» What you have to do: Find every line in the records below that contains the word "Grinter", and copy each such line.

» Raw data:
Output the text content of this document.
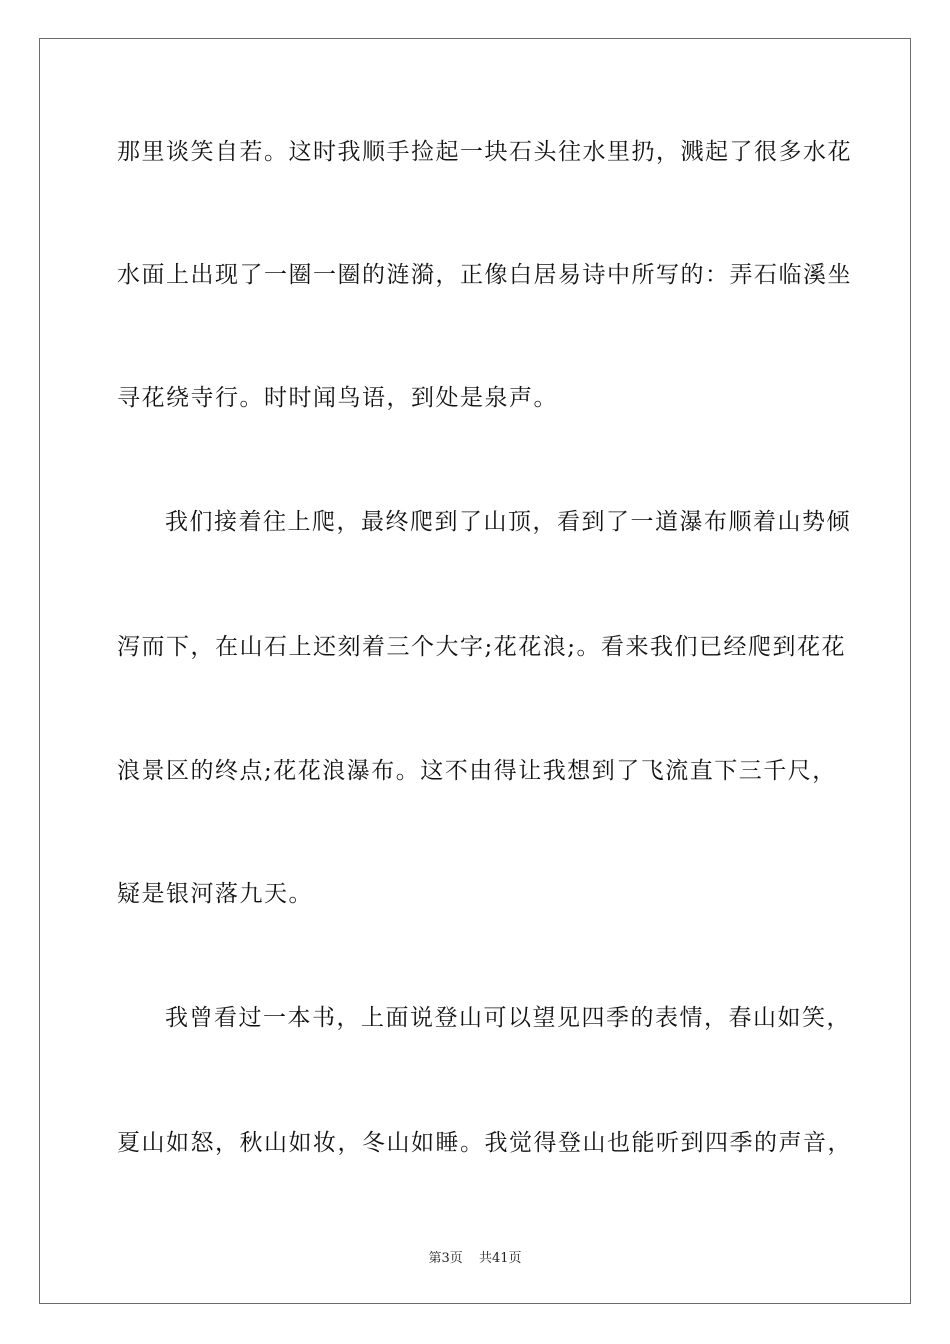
那里谈笑自若。这时我顺手捡起一块石头往水里扔，溅起了很多水花
水面上出现了一圈一圈的涟漪，正像白居易诗中所写的：弄石临溪坐
寻花绕寺行。时时闻鸟语，到处是泉声。
我们接着往上爬，最终爬到了山顶，看到了一道瀑布顺着山势倾
泻而下，在山石上还刻着三个大字;花花浪;。看来我们已经爬到花花
浪景区的终点;花花浪瀑布。这不由得让我想到了飞流直下三千尺，
疑是银河落九天。
我曾看过一本书，上面说登山可以望见四季的表情，春山如笑，
夏山如怒，秋山如妆，冬山如睡。我觉得登山也能听到四季的声音，
第3页 共41页
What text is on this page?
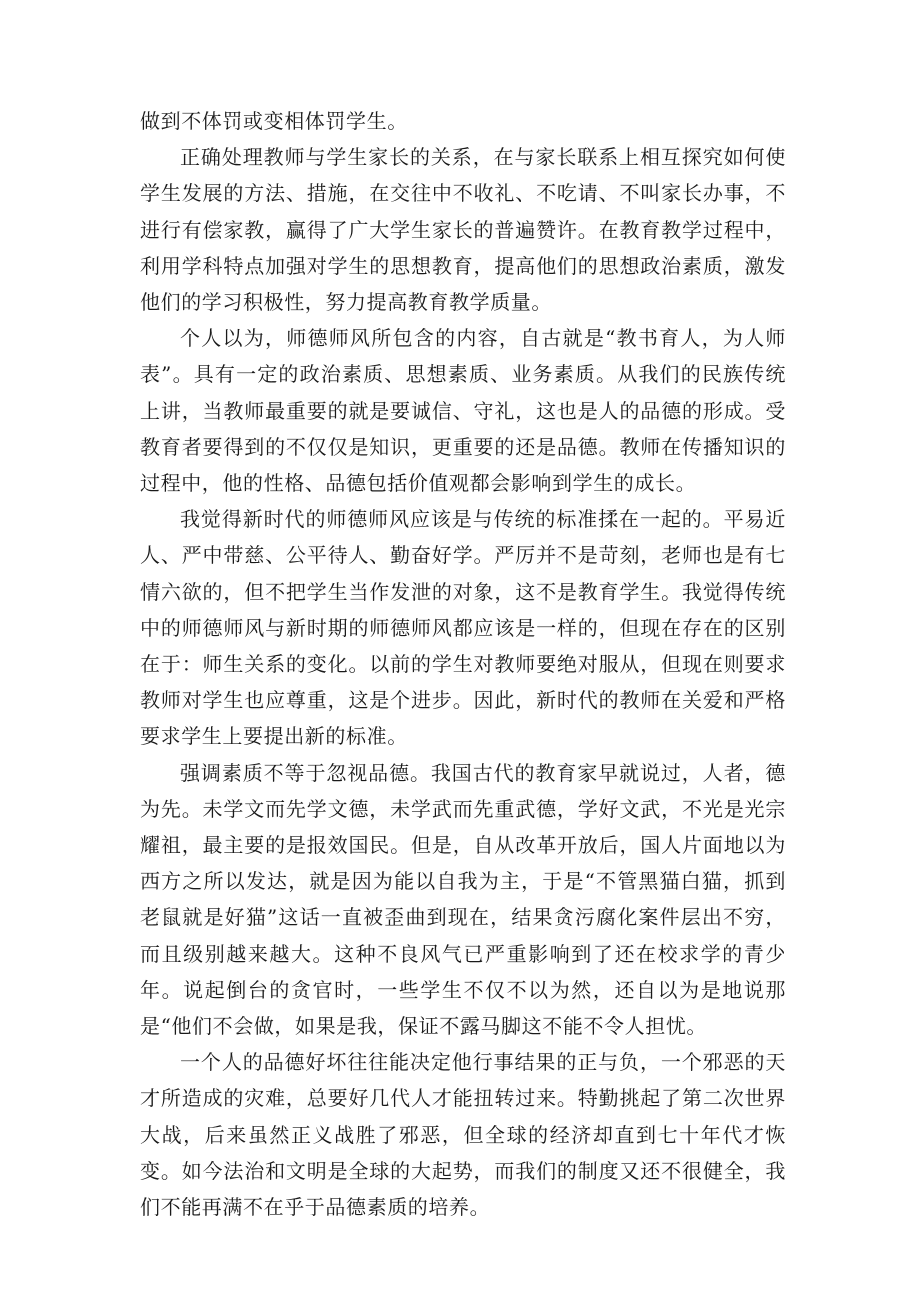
做到不体罚或变相体罚学生。

正确处理教师与学生家长的关系，在与家长联系上相互探究如何使学生发展的方法、措施，在交往中不收礼、不吃请、不叫家长办事，不进行有偿家教，赢得了广大学生家长的普遍赞许。在教育教学过程中，利用学科特点加强对学生的思想教育，提高他们的思想政治素质，激发他们的学习积极性，努力提高教育教学质量。

个人以为，师德师风所包含的内容，自古就是“教书育人，为人师表”。具有一定的政治素质、思想素质、业务素质。从我们的民族传统上讲，当教师最重要的就是要诚信、守礼，这也是人的品德的形成。受教育者要得到的不仅仅是知识，更重要的还是品德。教师在传播知识的过程中，他的性格、品德包括价值观都会影响到学生的成长。

我觉得新时代的师德师风应该是与传统的标准揉在一起的。平易近人、严中带慈、公平待人、勤奋好学。严厉并不是苛刻，老师也是有七情六欲的，但不把学生当作发泄的对象，这不是教育学生。我觉得传统中的师德师风与新时期的师德师风都应该是一样的，但现在存在的区别在于：师生关系的变化。以前的学生对教师要绝对服从，但现在则要求教师对学生也应尊重，这是个进步。因此，新时代的教师在关爱和严格要求学生上要提出新的标准。

强调素质不等于忽视品德。我国古代的教育家早就说过，人者，德为先。未学文而先学文德，未学武而先重武德，学好文武，不光是光宗耀祖，最主要的是报效国民。但是，自从改革开放后，国人片面地以为西方之所以发达，就是因为能以自我为主，于是“不管黑猫白猫，抓到老鼠就是好猫”这话一直被歪曲到现在，结果贪污腐化案件层出不穷，而且级别越来越大。这种不良风气已严重影响到了还在校求学的青少年。说起倒台的贪官时，一些学生不仅不以为然，还自以为是地说那是“他们不会做，如果是我，保证不露马脚这不能不令人担忧。

一个人的品德好坏往往能决定他行事结果的正与负，一个邪恶的天才所造成的灾难，总要好几代人才能扭转过来。特勤挑起了第二次世界大战，后来虽然正义战胜了邪恶，但全球的经济却直到七十年代才恢变。如今法治和文明是全球的大起势，而我们的制度又还不很健全，我们不能再满不在乎于品德素质的培养。
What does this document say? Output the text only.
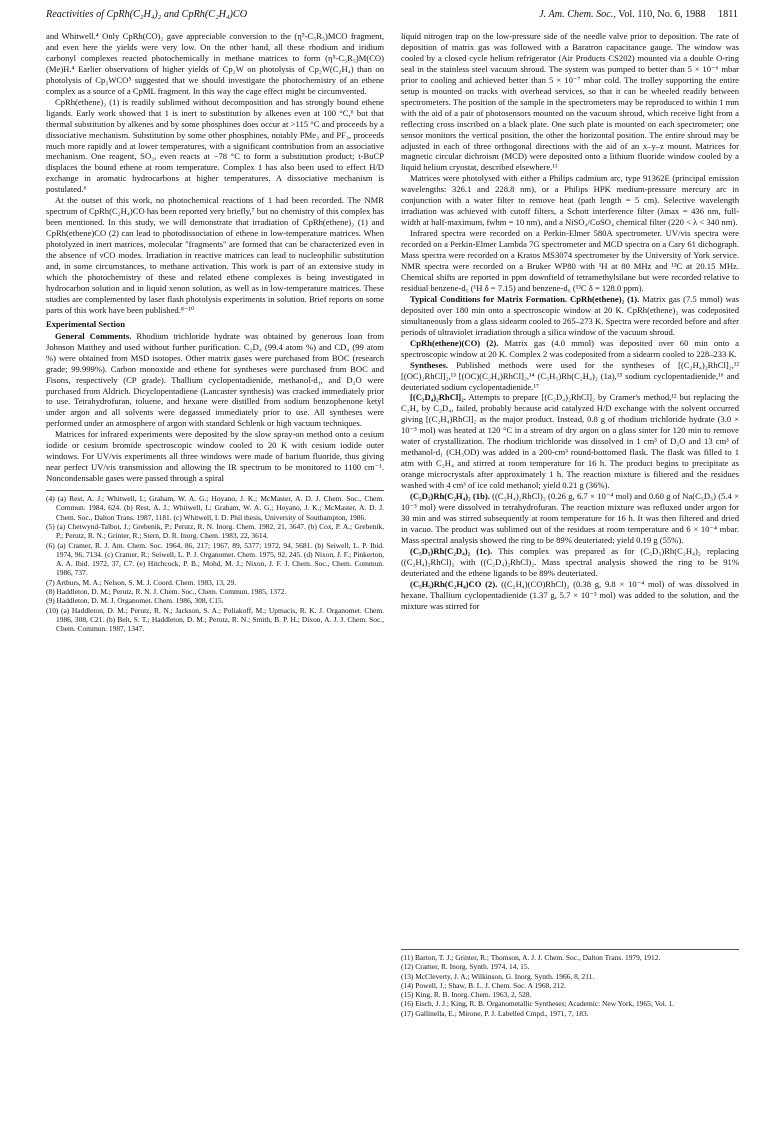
Reactivities of CpRh(C₂H₄)₂ and CpRh(C₂H₄)CO	J. Am. Chem. Soc., Vol. 110, No. 6, 1988 1811

and Whitwell.⁴ Only CpRh(CO)₂ gave appreciable conversion to the (η⁵-C₅R₅)MCO fragment, and even here the yields were very low. On the other hand, all these rhodium and iridium carbonyl complexes reacted photochemically in methane matrices to form (η⁵-C₅R₅)M(CO)(Me)H.⁴ Earlier observations of higher yields of Cp₂W on photolysis of Cp₂W(C₂H₄) than on photolysis of Cp₂WCO⁵ suggested that we should investigate the photochemistry of an ethene complex as a source of a CpML fragment. In this way the cage effect might be circumvented.

CpRh(ethene)₂ (1) is readily sublimed without decomposition and has strongly bound ethene ligands. Early work showed that 1 is inert to substitution by alkenes even at 100 °C,⁶ but that thermal substitution by alkenes and by some phosphines does occur at >115 °C and proceeds by a dissociative mechanism. Substitution by some other phosphines, notably PMe₃ and PF₃, proceeds much more rapidly and at lower temperatures, with a significant contribution from an associative mechanism. One reagent, SO₂, even reacts at −78 °C to form a substitution product; t-BuCP displaces the bound ethene at room temperature. Complex 1 has also been used to effect H/D exchange in aromatic hydrocarbons at higher temperatures. A dissociative mechanism is postulated.⁶

At the outset of this work, no photochemical reactions of 1 had been recorded. The NMR spectrum of CpRh(C₂H₄)CO has been reported very briefly,⁷ but no chemistry of this complex has been mentioned. In this study, we will demonstrate that irradiation of CpRh(ethene)₂ (1) and CpRh(ethene)CO (2) can lead to photodissociation of ethene in low-temperature matrices. When photolyzed in inert matrices, molecular "fragments" are formed that can be characterized even in the absence of νCO modes. Irradiation in reactive matrices can lead to nucleophilic substitution and, in some circumstances, to methane activation. This work is part of an extensive study in which the photochemistry of these and related ethene complexes is being investigated in hydrocarbon solution and in liquid xenon solution, as well as in low-temperature matrices. These studies are complemented by laser flash photolysis experiments in solution. Brief reports on some parts of this work have been published.⁸⁻¹⁰

Experimental Section

General Comments. Rhodium trichloride hydrate was obtained by generous loan from Johnson Matthey and used without further purification. C₂D₄ (99.4 atom %) and CD₄ (99 atom %) were obtained from MSD isotopes. Other matrix gases were purchased from BOC (research grade; 99.999%). Carbon monoxide and ethene for syntheses were purchased from BOC and Fisons, respectively (CP grade). Thallium cyclopentadienide, methanol-d₁, and D₂O were purchased from Aldrich. Dicyclopentadiene (Lancaster synthesis) was cracked immediately prior to use. Tetrahydrofuran, toluene, and hexane were distilled from sodium benzophenone ketyl under argon and all solvents were degassed immediately prior to use. All syntheses were performed under an atmosphere of argon with standard Schlenk or high vacuum techniques.

Matrices for infrared experiments were deposited by the slow spray-on method onto a cesium iodide or cesium bromide spectroscopic window cooled to 20 K with cesium iodide outer windows. For UV/vis experiments all three windows were made of barium fluoride, thus giving near perfect UV/vis transmission and allowing the IR spectrum to be monitored to 1100 cm⁻¹. Noncondensable gases were passed through a spiral

(4) (a) Rest, A. J.; Whitwell, I.; Graham, W. A. G.; Hoyano, J. K.; McMaster, A. D. J. Chem. Soc., Chem. Commun. 1984, 624. (b) Rest, A. J.; Whitwell, I.; Graham, W. A. G.; Hoyano, J. K.; McMaster, A. D. J. Chem. Soc., Dalton Trans. 1987, 1181. (c) Whitwell, I. D. Phil thesis, University of Southampton, 1986.
(5) (a) Chetwynd-Talbot, J.; Grebenik, P.; Perutz, R. N. Inorg. Chem. 1982, 21, 3647. (b) Cox, P. A.; Grebenik, P.; Perutz, R. N.; Grinter, R.; Stern, D. R. Inorg. Chem. 1983, 22, 3614.
(6) (a) Cramer, R. J. Am. Chem. Soc. 1964, 86, 217; 1967, 89, 5377; 1972, 94, 5681. (b) Seiwell, L. P. Ibid. 1974, 96, 7134. (c) Cramer, R.; Seiwell, L. P. J. Organomet. Chem. 1975, 92, 245. (d) Nixon, J. F.; Pinkerton, A. A. Ibid. 1972, 37, C7. (e) Hitchcock, P. B.; Mohd, M. J.; Nixon, J. F. J. Chem. Soc., Chem. Commun. 1986, 737.
(7) Arthurs, M. A.; Nelson, S. M. J. Coord. Chem. 1983, 13, 29.
(8) Haddleton, D. M.; Perutz, R. N. J. Chem. Soc., Chem. Commun. 1985, 1372.
(9) Haddleton, D. M. J. Organomet. Chem. 1986, 308, C15.
(10) (a) Haddleton, D. M.; Perutz, R. N.; Jackson, S. A.; Poliakoff, M.; Upmacis, R. K. J. Organomet. Chem. 1986, 308, C21. (b) Belt, S. T.; Haddleton, D. M.; Perutz, R. N.; Smith, B. P. H.; Dixon, A. J. J. Chem. Soc., Chem. Commun. 1987, 1347.

liquid nitrogen trap on the low-pressure side of the needle valve prior to deposition. The rate of deposition of matrix gas was followed with a Baratron capacitance gauge. The window was cooled by a closed cycle helium refrigerator (Air Products CS202) mounted via a double O-ring seal in the stainless steel vacuum shroud. The system was pumped to better than 5 × 10⁻⁶ mbar prior to cooling and achieved better than 5 × 10⁻⁷ mbar cold. The trolley supporting the entire setup is mounted on tracks with overhead services, so that it can be wheeled readily between spectrometers. The position of the sample in the spectrometers may be reproduced to within 1 mm with the aid of a pair of photosensors mounted on the vacuum shroud, which receive light from a reflecting cross inscribed on a black plate. One such plate is mounted on each spectrometer; one sensor monitors the vertical position, the other the horizontal position. The entire shroud may be adjusted in each of three orthogonal directions with the aid of an x–y–z mount. Matrices for magnetic circular dichroism (MCD) were deposited onto a lithium fluoride window cooled by a liquid helium cryostat, described elsewhere.¹¹

Matrices were photolysed with either a Philips cadmium arc, type 91362E (principal emission wavelengths: 326.1 and 228.8 nm), or a Philips HPK medium-pressure mercury arc in conjunction with a water filter to remove heat (path length = 5 cm). Selective wavelength irradiation was achieved with cutoff filters, a Schott interference filter (λmax = 436 nm, full-width at half-maximum, fwhm = 10 nm), and a NiSO₄/CoSO₄ chemical filter (220 < λ < 340 nm).

Infrared spectra were recorded on a Perkin-Elmer 580A spectrometer. UV/vis spectra were recorded on a Perkin-Elmer Lambda 7G spectrometer and MCD spectra on a Cary 61 dichograph. Mass spectra were recorded on a Kratos MS3074 spectrometer by the University of York service. NMR spectra were recorded on a Bruker WP80 with ¹H at 80 MHz and ¹³C at 20.15 MHz. Chemical shifts are reported in ppm downfield of tetramethylsilane but were recorded relative to residual benzene-d₅ (¹H δ = 7.15) and benzene-d₆ (¹³C δ = 128.0 ppm).

Typical Conditions for Matrix Formation. CpRh(ethene)₂ (1). Matrix gas (7.5 mmol) was deposited over 180 min onto a spectroscopic window at 20 K. CpRh(ethene)₂ was codeposited simultaneously from a glass sidearm cooled to 265–273 K. Spectra were recorded before and after periods of ultraviolet irradiation through a silica window of the vacuum shroud.

CpRh(ethene)(CO) (2). Matrix gas (4.0 mmol) was deposited over 60 min onto a spectroscopic window at 20 K. Complex 2 was codeposited from a sidearm cooled to 228–233 K.

Syntheses. Published methods were used for the syntheses of [(C₂H₄)₂RhCl]₂,¹² [(OC)₂RhCl]₂,¹³ [(OC)(C₂H₄)RhCl]₂,¹⁴ (C₅H₅)Rh(C₂H₄)₂ (1a),¹⁵ sodium cyclopentadienide,¹⁶ and deuteriated sodium cyclopentadienide.¹⁷

[(C₂D₄)₂RhCl]₂. Attempts to prepare [(C₂D₄)₂RhCl]₂ by Cramer's method,¹² but replacing the C₂H₄ by C₂D₄, failed, probably because acid catalyzed H/D exchange with the solvent occurred giving [(C₂H₄)RhCl]₂ as the major product. Instead, 0.8 g of rhodium trichloride hydrate (3.0 × 10⁻³ mol) was heated at 120 °C in a stream of dry argon on a glass sinter for 120 min to remove water of crystallization. The rhodium trichloride was dissolved in 1 cm³ of D₂O and 13 cm³ of methanol-d₁ (CH₃OD) was added in a 200-cm³ round-bottomed flask. The flask was filled to 1 atm with C₂H₄ and stirred at room temperature for 16 h. The product begins to precipitate as orange microcrystals after approximately 1 h. The reaction mixture is filtered and the residues washed with 4 cm³ of ice cold methanol; yield 0.21 g (36%).

(C₅D₅)Rh(C₂H₄)₂ (1b). ((C₂H₄)₂RhCl)₂ (0.26 g, 6.7 × 10⁻⁴ mol) and 0.60 g of Na(C₅D₅) (5.4 × 10⁻³ mol) were dissolved in tetrahydrofuran. The reaction mixture was refluxed under argon for 30 min and was stirred subsequently at room temperature for 16 h. It was then filtered and dried in vacuo. The product was sublimed out of the residues at room temperature and 6 × 10⁻⁴ mbar. Mass spectral analysis showed the ring to be 89% deuteriated; yield 0.19 g (55%).

(C₅D₅)Rh(C₂D₄)₂ (1c). This complex was prepared as for (C₅D₅)Rh(C₂H₄)₂ replacing ((C₂H₄)₂RhCl)₂ with ((C₂D₄)₂RhCl)₂. Mass spectral analysis showed the ring to be 91% deuteriated and the ethene ligands to be 89% deuteriated.

(C₅H₅)Rh(C₂H₄)CO (2). ((C₂H₄)(CO)RhCl)₂ (0.38 g, 9.8 × 10⁻⁴ mol) of was dissolved in hexane. Thallium cyclopentadienide (1.37 g, 5.7 × 10⁻³ mol) was added to the solution, and the mixture was stirred for

(11) Barton, T. J.; Grinter, R.; Thomson, A. J. J. Chem. Soc., Dalton Trans. 1979, 1912.
(12) Cramer, R. Inorg. Synth. 1974, 14, 15.
(13) McCleverty, J. A.; Wilkinson, G. Inorg. Synth. 1966, 8, 211.
(14) Powell, J.; Shaw, B. L. J. Chem. Soc. A 1968, 212.
(15) King, R. B. Inorg. Chem. 1963, 2, 528.
(16) Eisch, J. J.; King, R. B. Organometallic Syntheses; Academic: New York, 1965; Vol. 1.
(17) Gallinella, E.; Mirone, P. J. Labelled Cmpd., 1971, 7, 183.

» Complete response:
(5) (a) Chetwynd-Talbot, J.; Grebenik, P.; Perutz, R. N. Inorg. Chem. 1982, 21, 3647. (b) Cox, P. A.; Grebenik, P.; Perutz, R. N.; Grinter, R.; Stern, D. R. Inorg. Chem. 1983, 22, 3614.
(11) Barton, T. J.; Grinter, R.; Thomson, A. J. J. Chem. Soc., Dalton Trans. 1979, 1912.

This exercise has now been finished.